Description of the task: Take every line where the string "title" appears and copy it.

Source records:

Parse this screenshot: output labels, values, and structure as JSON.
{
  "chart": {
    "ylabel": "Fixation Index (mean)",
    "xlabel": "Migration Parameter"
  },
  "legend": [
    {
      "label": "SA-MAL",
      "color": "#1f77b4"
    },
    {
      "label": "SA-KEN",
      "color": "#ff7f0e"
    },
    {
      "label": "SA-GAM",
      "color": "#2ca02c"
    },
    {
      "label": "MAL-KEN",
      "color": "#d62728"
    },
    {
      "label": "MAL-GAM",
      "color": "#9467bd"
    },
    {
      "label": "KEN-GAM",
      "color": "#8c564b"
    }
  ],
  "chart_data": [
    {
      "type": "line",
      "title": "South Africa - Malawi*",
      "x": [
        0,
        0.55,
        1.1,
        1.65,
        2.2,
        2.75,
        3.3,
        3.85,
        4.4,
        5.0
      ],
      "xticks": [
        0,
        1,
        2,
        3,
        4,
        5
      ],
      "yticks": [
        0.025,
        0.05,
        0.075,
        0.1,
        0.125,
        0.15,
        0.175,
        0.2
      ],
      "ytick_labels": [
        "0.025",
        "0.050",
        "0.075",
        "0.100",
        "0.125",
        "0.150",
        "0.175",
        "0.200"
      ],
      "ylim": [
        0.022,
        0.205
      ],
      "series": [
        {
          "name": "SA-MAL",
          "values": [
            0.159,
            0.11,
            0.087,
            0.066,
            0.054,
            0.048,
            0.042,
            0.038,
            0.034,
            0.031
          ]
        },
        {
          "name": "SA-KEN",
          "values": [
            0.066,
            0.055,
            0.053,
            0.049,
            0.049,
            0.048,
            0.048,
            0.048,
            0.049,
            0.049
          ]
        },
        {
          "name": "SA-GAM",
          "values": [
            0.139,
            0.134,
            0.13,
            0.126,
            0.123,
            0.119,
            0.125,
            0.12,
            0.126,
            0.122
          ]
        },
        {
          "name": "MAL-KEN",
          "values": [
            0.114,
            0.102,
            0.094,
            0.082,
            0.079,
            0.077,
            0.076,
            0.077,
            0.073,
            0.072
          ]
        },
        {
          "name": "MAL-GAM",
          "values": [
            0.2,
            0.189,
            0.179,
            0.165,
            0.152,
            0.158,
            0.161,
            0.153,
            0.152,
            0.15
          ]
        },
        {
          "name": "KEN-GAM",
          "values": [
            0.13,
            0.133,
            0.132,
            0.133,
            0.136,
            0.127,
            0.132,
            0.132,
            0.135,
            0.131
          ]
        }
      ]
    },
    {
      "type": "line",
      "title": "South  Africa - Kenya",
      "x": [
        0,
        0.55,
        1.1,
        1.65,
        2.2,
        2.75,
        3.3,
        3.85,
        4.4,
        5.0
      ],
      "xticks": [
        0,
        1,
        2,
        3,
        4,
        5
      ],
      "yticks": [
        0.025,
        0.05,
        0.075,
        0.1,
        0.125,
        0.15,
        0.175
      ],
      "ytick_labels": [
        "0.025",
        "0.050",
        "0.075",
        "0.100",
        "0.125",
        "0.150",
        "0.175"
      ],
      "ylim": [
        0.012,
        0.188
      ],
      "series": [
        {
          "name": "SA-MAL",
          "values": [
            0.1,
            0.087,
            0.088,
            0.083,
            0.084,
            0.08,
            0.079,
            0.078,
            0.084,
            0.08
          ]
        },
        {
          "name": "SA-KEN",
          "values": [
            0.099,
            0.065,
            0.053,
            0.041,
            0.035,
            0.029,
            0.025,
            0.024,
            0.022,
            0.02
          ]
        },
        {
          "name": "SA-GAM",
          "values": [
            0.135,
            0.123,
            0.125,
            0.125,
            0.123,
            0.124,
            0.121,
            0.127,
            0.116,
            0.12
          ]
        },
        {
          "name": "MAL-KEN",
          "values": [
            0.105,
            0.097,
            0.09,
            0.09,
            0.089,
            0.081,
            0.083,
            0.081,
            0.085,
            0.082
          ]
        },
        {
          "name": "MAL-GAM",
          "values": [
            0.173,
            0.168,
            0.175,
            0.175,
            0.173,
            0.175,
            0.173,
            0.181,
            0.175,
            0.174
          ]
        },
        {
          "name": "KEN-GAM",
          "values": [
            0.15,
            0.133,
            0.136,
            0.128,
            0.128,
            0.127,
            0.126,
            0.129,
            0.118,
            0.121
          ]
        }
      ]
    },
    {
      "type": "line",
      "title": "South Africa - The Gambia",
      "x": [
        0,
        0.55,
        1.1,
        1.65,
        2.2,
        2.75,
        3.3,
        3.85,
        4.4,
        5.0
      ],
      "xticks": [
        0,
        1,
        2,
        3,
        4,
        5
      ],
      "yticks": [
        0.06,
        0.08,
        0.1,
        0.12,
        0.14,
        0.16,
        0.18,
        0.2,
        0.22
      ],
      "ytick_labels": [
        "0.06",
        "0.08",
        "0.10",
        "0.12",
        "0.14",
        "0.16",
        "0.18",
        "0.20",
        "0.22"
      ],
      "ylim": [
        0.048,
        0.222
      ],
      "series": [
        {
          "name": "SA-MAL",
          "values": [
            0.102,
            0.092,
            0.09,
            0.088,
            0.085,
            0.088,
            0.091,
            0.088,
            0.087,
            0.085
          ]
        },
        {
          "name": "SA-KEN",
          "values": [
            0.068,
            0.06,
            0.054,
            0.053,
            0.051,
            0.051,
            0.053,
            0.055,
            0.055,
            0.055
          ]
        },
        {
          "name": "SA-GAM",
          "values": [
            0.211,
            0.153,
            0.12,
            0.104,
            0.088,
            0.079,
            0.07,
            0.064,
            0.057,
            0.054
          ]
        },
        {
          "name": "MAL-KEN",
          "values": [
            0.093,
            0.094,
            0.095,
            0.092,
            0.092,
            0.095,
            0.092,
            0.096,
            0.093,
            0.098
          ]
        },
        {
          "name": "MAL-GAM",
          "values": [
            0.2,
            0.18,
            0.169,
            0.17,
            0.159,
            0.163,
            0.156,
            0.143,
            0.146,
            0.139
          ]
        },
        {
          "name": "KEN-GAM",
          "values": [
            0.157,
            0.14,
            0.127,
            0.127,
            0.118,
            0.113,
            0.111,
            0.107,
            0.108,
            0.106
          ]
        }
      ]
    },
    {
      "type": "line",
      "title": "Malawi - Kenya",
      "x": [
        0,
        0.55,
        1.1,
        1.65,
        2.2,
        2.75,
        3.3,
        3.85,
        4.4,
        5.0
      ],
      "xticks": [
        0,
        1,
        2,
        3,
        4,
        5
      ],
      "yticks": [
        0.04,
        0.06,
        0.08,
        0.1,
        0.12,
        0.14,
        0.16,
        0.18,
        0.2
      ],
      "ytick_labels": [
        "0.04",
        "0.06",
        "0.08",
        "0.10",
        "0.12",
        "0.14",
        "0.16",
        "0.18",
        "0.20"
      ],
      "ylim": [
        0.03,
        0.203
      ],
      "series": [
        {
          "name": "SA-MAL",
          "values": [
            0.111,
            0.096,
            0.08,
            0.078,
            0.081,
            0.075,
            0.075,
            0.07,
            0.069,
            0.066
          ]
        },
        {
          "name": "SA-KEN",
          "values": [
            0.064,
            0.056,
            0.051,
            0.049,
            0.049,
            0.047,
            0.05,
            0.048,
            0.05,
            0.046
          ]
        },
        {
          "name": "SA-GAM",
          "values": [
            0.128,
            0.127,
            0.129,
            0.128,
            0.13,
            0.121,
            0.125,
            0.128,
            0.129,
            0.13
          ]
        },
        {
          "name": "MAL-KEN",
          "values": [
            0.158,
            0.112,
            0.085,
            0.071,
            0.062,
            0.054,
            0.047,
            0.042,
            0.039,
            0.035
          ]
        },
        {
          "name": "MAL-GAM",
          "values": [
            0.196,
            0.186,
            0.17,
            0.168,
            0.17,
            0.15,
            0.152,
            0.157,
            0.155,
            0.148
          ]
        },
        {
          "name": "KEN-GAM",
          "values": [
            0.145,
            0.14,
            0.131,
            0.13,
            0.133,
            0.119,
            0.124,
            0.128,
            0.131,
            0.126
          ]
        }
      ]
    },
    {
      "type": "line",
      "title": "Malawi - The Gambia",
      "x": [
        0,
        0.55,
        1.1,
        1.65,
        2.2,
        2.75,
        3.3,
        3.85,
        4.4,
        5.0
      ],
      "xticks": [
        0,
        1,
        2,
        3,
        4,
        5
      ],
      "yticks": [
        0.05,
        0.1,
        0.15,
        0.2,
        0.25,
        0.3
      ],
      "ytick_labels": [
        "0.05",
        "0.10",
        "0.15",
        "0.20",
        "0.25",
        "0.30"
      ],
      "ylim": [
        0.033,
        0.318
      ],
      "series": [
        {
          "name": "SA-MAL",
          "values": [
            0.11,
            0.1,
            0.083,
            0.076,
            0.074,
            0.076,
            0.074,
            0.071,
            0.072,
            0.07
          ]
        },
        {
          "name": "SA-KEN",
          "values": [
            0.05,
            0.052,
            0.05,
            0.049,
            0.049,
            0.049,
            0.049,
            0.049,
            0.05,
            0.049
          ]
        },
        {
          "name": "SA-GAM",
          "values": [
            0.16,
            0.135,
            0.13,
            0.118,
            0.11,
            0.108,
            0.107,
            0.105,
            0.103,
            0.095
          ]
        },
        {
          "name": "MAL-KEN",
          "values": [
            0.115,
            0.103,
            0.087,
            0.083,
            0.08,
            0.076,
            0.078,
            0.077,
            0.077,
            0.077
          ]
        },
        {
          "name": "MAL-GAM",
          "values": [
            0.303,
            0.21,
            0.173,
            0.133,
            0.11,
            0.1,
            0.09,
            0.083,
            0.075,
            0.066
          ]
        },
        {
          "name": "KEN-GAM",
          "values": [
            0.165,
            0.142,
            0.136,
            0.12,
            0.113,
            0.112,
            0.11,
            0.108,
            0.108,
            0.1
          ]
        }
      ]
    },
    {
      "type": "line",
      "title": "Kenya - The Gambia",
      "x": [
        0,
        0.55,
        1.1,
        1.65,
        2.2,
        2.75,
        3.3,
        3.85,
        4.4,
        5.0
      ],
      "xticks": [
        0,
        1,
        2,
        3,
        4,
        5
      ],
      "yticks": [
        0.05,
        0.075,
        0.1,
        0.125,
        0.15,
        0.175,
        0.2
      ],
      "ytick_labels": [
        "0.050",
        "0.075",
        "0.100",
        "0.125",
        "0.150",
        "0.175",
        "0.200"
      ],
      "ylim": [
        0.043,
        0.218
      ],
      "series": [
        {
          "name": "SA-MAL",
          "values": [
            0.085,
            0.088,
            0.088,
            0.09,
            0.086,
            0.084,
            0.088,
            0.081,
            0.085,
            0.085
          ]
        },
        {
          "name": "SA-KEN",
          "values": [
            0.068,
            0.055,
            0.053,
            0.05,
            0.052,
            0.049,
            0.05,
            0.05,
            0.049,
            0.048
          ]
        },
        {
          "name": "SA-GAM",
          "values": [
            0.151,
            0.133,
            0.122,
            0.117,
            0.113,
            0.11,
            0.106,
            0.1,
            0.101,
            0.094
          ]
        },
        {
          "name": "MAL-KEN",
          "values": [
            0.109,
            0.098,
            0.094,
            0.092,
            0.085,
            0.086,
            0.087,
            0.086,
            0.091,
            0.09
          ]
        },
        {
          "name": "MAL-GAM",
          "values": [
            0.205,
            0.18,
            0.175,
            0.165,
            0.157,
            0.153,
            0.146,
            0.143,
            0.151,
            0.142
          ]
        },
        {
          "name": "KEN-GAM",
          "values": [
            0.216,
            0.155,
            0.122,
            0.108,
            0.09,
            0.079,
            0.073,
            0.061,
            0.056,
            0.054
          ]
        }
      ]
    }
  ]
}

Answer:
      "title": "South Africa - Malawi*",
      "title": "South  Africa - Kenya",
      "title": "South Africa - The Gambia",
      "title": "Malawi - Kenya",
      "title": "Malawi - The Gambia",
      "title": "Kenya - The Gambia",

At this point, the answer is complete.